AIM OF THE TASK - Quote every entry word for word.

RECORDED DATA -
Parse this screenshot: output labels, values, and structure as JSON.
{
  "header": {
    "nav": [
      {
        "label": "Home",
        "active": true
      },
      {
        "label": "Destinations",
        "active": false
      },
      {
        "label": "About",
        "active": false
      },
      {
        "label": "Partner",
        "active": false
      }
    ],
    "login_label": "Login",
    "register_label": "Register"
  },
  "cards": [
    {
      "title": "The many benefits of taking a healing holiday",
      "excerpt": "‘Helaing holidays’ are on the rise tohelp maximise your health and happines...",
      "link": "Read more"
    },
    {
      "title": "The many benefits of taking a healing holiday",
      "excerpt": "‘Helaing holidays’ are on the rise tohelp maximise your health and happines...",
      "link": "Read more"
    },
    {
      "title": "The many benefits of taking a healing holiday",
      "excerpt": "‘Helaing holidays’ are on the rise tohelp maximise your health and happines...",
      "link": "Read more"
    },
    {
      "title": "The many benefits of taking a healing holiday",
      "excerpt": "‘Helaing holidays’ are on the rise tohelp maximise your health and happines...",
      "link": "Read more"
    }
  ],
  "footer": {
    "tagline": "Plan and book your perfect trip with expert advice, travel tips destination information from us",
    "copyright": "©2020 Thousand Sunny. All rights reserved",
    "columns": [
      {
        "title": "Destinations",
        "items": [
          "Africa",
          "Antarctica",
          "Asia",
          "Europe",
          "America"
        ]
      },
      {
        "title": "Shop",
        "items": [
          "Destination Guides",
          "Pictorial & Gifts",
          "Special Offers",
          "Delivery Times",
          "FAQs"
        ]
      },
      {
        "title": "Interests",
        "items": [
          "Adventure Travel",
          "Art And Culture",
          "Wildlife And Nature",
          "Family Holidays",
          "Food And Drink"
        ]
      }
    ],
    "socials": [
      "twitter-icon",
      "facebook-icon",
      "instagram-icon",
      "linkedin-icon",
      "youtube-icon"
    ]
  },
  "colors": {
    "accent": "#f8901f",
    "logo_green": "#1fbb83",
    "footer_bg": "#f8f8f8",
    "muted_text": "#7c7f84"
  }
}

EXERCISE SOLUTION -
Parse this screenshot: output labels, values, and structure as JSON.
{
  "header": {
    "nav": [
      {
        "label": "Home",
        "active": true
      },
      {
        "label": "Destinations",
        "active": false
      },
      {
        "label": "About",
        "active": false
      },
      {
        "label": "Partner",
        "active": false
      }
    ],
    "login_label": "Login",
    "register_label": "Register"
  },
  "cards": [
    {
      "title": "The many benefits of taking a healing holiday",
      "excerpt": "‘Helaing holidays’ are on the rise tohelp maximise your health and happines...",
      "link": "Read more"
    },
    {
      "title": "The many benefits of taking a healing holiday",
      "excerpt": "‘Helaing holidays’ are on the rise tohelp maximise your health and happines...",
      "link": "Read more"
    },
    {
      "title": "The many benefits of taking a healing holiday",
      "excerpt": "‘Helaing holidays’ are on the rise tohelp maximise your health and happines...",
      "link": "Read more"
    },
    {
      "title": "The many benefits of taking a healing holiday",
      "excerpt": "‘Helaing holidays’ are on the rise tohelp maximise your health and happines...",
      "link": "Read more"
    }
  ],
  "footer": {
    "tagline": "Plan and book your perfect trip with expert advice, travel tips destination information from us",
    "copyright": "©2020 Thousand Sunny. All rights reserved",
    "columns": [
      {
        "title": "Destinations",
        "items": [
          "Africa",
          "Antarctica",
          "Asia",
          "Europe",
          "America"
        ]
      },
      {
        "title": "Shop",
        "items": [
          "Destination Guides",
          "Pictorial & Gifts",
          "Special Offers",
          "Delivery Times",
          "FAQs"
        ]
      },
      {
        "title": "Interests",
        "items": [
          "Adventure Travel",
          "Art And Culture",
          "Wildlife And Nature",
          "Family Holidays",
          "Food And Drink"
        ]
      }
    ],
    "socials": [
      "twitter-icon",
      "facebook-icon",
      "instagram-icon",
      "linkedin-icon",
      "youtube-icon"
    ]
  },
  "colors": {
    "accent": "#f8901f",
    "logo_green": "#1fbb83",
    "footer_bg": "#f8f8f8",
    "muted_text": "#7c7f84"
  }
}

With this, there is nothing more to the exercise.